# What to work on:
Below are records to repeat exactly. Omit the pictures from the copy.

--- Listed entries ---

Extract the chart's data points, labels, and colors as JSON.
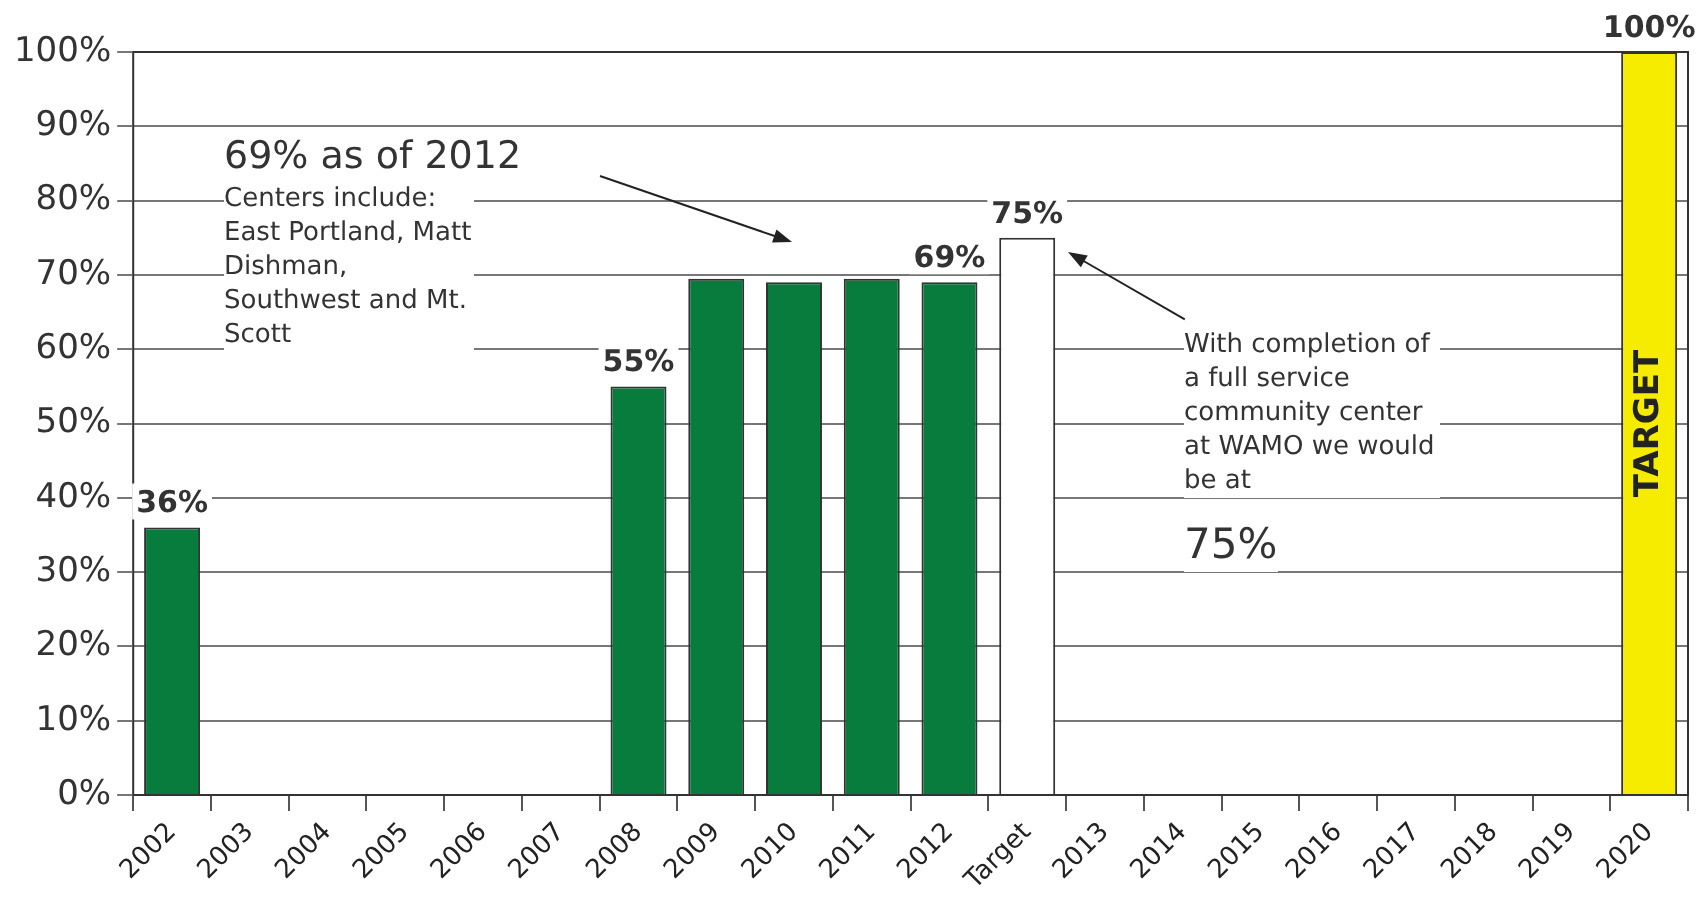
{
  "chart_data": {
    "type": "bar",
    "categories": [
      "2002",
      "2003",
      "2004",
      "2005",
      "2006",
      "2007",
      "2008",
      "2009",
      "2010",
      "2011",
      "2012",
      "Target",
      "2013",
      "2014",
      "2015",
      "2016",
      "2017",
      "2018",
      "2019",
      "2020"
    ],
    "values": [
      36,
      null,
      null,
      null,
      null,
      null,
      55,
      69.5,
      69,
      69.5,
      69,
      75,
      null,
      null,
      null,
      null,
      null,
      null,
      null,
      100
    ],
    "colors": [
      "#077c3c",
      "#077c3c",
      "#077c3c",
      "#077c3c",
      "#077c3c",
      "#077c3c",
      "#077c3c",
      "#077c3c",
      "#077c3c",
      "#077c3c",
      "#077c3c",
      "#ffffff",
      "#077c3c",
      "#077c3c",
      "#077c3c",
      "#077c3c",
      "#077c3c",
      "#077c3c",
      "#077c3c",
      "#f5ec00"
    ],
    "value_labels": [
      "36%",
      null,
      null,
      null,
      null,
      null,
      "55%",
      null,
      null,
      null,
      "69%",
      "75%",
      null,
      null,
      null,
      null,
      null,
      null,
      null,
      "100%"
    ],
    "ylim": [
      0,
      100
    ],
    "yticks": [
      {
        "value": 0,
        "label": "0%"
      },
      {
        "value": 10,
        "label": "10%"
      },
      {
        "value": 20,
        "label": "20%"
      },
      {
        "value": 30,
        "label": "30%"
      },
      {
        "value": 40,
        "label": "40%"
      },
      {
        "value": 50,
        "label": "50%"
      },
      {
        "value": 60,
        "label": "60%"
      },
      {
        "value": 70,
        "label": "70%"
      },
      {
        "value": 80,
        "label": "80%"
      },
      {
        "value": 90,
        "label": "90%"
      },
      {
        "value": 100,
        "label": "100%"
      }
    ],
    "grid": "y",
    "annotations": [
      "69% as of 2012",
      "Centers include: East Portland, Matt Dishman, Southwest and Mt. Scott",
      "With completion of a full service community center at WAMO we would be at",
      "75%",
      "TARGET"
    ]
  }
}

---

# Exercise solution:
Extract the chart's data points, labels, and colors as JSON.
{
  "chart_data": {
    "type": "bar",
    "categories": [
      "2002",
      "2003",
      "2004",
      "2005",
      "2006",
      "2007",
      "2008",
      "2009",
      "2010",
      "2011",
      "2012",
      "Target",
      "2013",
      "2014",
      "2015",
      "2016",
      "2017",
      "2018",
      "2019",
      "2020"
    ],
    "values": [
      36,
      null,
      null,
      null,
      null,
      null,
      55,
      69.5,
      69,
      69.5,
      69,
      75,
      null,
      null,
      null,
      null,
      null,
      null,
      null,
      100
    ],
    "colors": [
      "#077c3c",
      "#077c3c",
      "#077c3c",
      "#077c3c",
      "#077c3c",
      "#077c3c",
      "#077c3c",
      "#077c3c",
      "#077c3c",
      "#077c3c",
      "#077c3c",
      "#ffffff",
      "#077c3c",
      "#077c3c",
      "#077c3c",
      "#077c3c",
      "#077c3c",
      "#077c3c",
      "#077c3c",
      "#f5ec00"
    ],
    "value_labels": [
      "36%",
      null,
      null,
      null,
      null,
      null,
      "55%",
      null,
      null,
      null,
      "69%",
      "75%",
      null,
      null,
      null,
      null,
      null,
      null,
      null,
      "100%"
    ],
    "ylim": [
      0,
      100
    ],
    "yticks": [
      {
        "value": 0,
        "label": "0%"
      },
      {
        "value": 10,
        "label": "10%"
      },
      {
        "value": 20,
        "label": "20%"
      },
      {
        "value": 30,
        "label": "30%"
      },
      {
        "value": 40,
        "label": "40%"
      },
      {
        "value": 50,
        "label": "50%"
      },
      {
        "value": 60,
        "label": "60%"
      },
      {
        "value": 70,
        "label": "70%"
      },
      {
        "value": 80,
        "label": "80%"
      },
      {
        "value": 90,
        "label": "90%"
      },
      {
        "value": 100,
        "label": "100%"
      }
    ],
    "grid": "y",
    "annotations": [
      "69% as of 2012",
      "Centers include: East Portland, Matt Dishman, Southwest and Mt. Scott",
      "With completion of a full service community center at WAMO we would be at",
      "75%",
      "TARGET"
    ]
  }
}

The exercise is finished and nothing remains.